>> start Provided records

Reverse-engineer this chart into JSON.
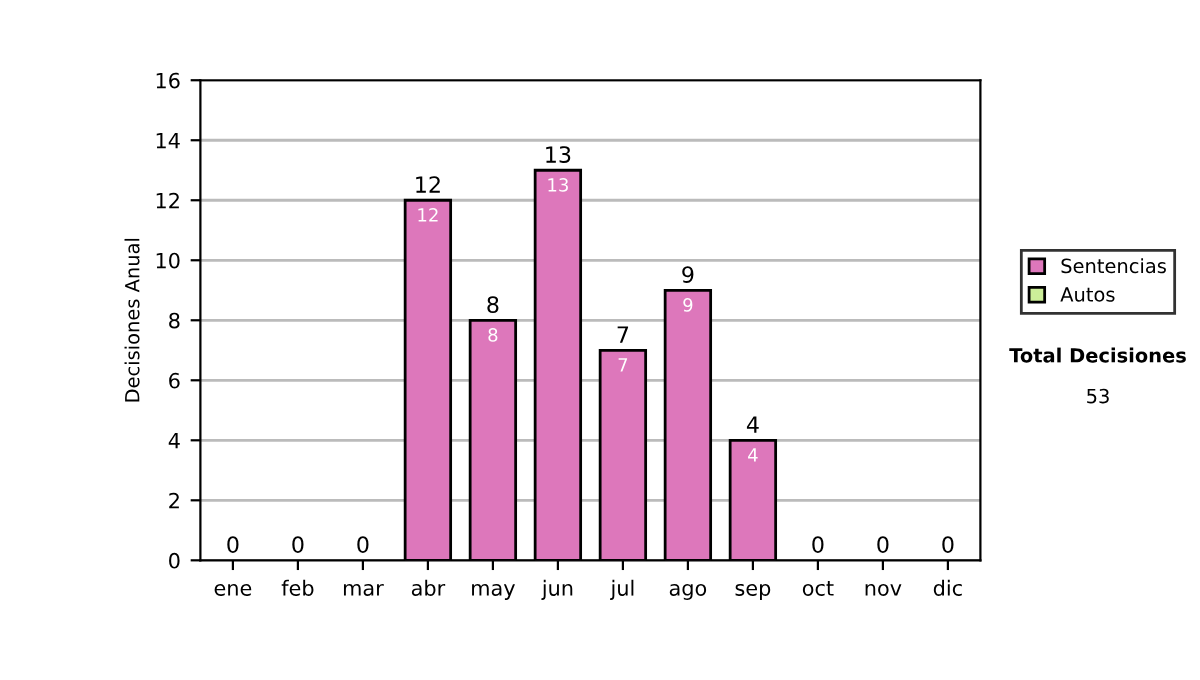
{
  "chart_data": {
    "type": "bar",
    "stacked": true,
    "ylabel": "Decisiones Anual",
    "categories": [
      "ene",
      "feb",
      "mar",
      "abr",
      "may",
      "jun",
      "jul",
      "ago",
      "sep",
      "oct",
      "nov",
      "dic"
    ],
    "series": [
      {
        "name": "Sentencias",
        "color": "#dd77bb",
        "values": [
          0,
          0,
          0,
          12,
          8,
          13,
          7,
          9,
          4,
          0,
          0,
          0
        ],
        "value_labels": [
          null,
          null,
          null,
          "12",
          "8",
          "13",
          "7",
          "9",
          "4",
          null,
          null,
          null
        ]
      },
      {
        "name": "Autos",
        "color": "#ccee99",
        "values": [
          0,
          0,
          0,
          0,
          0,
          0,
          0,
          0,
          0,
          0,
          0,
          0
        ]
      }
    ],
    "totals": [
      "0",
      "0",
      "0",
      "12",
      "8",
      "13",
      "7",
      "9",
      "4",
      "0",
      "0",
      "0"
    ],
    "ylim": [
      0,
      16
    ],
    "yticks": [
      0,
      2,
      4,
      6,
      8,
      10,
      12,
      14,
      16
    ],
    "grid": "y",
    "legend": "right",
    "annotations": [
      "Total Decisiones",
      "53"
    ]
  }
}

>> end Provided records

What to do:
Strip out the images, then output the records above word for word.

Task result:
Reverse-engineer this chart into JSON.
{
  "chart_data": {
    "type": "bar",
    "stacked": true,
    "ylabel": "Decisiones Anual",
    "categories": [
      "ene",
      "feb",
      "mar",
      "abr",
      "may",
      "jun",
      "jul",
      "ago",
      "sep",
      "oct",
      "nov",
      "dic"
    ],
    "series": [
      {
        "name": "Sentencias",
        "color": "#dd77bb",
        "values": [
          0,
          0,
          0,
          12,
          8,
          13,
          7,
          9,
          4,
          0,
          0,
          0
        ],
        "value_labels": [
          null,
          null,
          null,
          "12",
          "8",
          "13",
          "7",
          "9",
          "4",
          null,
          null,
          null
        ]
      },
      {
        "name": "Autos",
        "color": "#ccee99",
        "values": [
          0,
          0,
          0,
          0,
          0,
          0,
          0,
          0,
          0,
          0,
          0,
          0
        ]
      }
    ],
    "totals": [
      "0",
      "0",
      "0",
      "12",
      "8",
      "13",
      "7",
      "9",
      "4",
      "0",
      "0",
      "0"
    ],
    "ylim": [
      0,
      16
    ],
    "yticks": [
      0,
      2,
      4,
      6,
      8,
      10,
      12,
      14,
      16
    ],
    "grid": "y",
    "legend": "right",
    "annotations": [
      "Total Decisiones",
      "53"
    ]
  }
}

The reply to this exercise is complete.